--- start ---

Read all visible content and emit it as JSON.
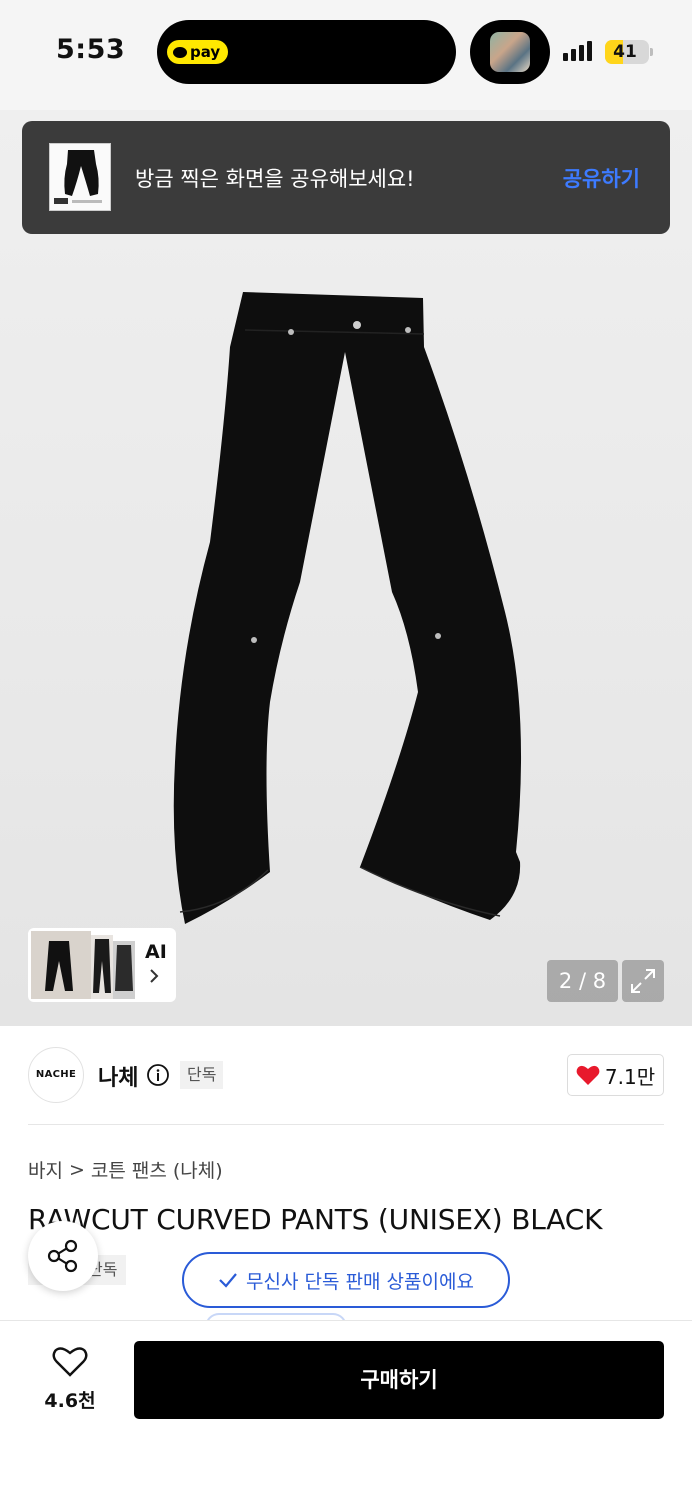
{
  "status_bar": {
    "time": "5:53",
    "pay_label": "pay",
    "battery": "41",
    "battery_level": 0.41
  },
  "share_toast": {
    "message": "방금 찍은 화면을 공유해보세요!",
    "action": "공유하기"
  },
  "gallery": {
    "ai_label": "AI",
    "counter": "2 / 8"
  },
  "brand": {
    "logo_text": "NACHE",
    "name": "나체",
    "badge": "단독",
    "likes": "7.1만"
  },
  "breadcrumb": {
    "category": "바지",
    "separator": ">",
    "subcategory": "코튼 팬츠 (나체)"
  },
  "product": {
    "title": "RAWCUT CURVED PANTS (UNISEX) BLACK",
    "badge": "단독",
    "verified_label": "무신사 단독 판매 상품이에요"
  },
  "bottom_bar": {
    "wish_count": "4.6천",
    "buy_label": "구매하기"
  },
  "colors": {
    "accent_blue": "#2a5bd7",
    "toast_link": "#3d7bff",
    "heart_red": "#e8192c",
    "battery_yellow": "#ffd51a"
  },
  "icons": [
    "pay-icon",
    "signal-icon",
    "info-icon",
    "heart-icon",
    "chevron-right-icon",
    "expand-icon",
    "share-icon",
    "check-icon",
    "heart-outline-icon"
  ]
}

--- end ---
--- start ---

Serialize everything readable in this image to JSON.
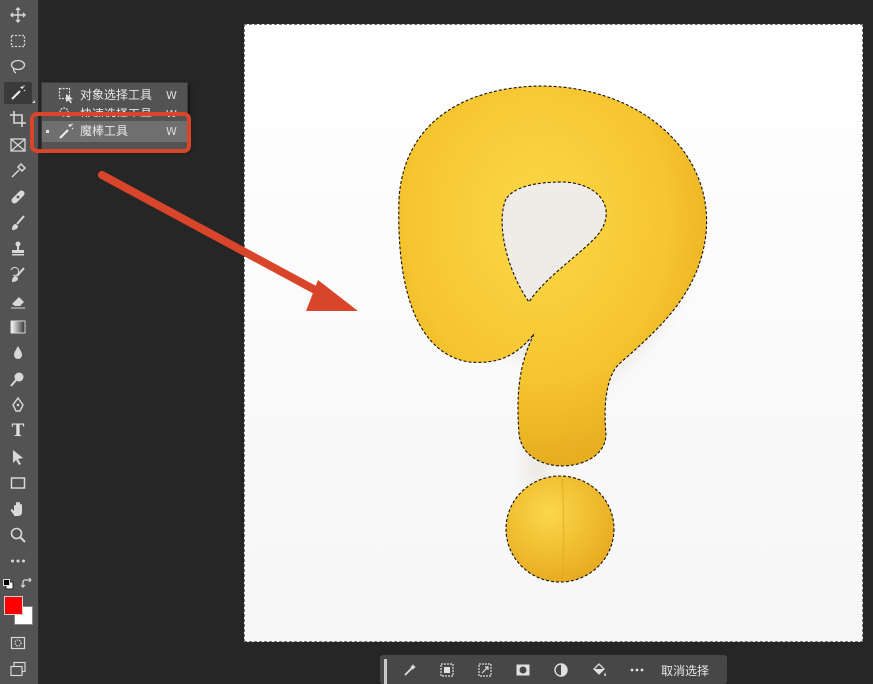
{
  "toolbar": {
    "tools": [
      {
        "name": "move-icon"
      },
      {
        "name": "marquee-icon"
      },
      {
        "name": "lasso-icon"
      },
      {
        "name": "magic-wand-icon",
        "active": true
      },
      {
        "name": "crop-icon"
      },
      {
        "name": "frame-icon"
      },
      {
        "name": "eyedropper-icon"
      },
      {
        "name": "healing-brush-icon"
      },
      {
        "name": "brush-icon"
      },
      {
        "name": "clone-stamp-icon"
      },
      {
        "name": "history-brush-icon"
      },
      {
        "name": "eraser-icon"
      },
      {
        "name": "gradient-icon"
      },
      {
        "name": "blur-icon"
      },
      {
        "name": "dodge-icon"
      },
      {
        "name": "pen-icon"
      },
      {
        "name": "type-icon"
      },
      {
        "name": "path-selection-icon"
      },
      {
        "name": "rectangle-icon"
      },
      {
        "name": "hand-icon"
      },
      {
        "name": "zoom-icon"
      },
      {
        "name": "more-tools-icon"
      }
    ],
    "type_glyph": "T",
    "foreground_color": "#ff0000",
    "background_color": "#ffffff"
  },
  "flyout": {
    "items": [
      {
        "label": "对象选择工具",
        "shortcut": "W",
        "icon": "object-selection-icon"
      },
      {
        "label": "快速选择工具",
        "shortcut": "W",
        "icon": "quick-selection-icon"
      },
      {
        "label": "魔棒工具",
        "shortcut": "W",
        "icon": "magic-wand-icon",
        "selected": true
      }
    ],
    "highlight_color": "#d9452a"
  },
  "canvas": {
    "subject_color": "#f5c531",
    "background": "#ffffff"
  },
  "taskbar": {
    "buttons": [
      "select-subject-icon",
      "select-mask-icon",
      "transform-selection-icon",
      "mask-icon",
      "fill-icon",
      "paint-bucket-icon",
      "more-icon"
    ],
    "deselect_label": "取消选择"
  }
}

--- end ---

Direction: Check each line above for the string "wand", then copy the ones that have it.

The solution:
        "name": "magic-wand-icon",
        "icon": "magic-wand-icon",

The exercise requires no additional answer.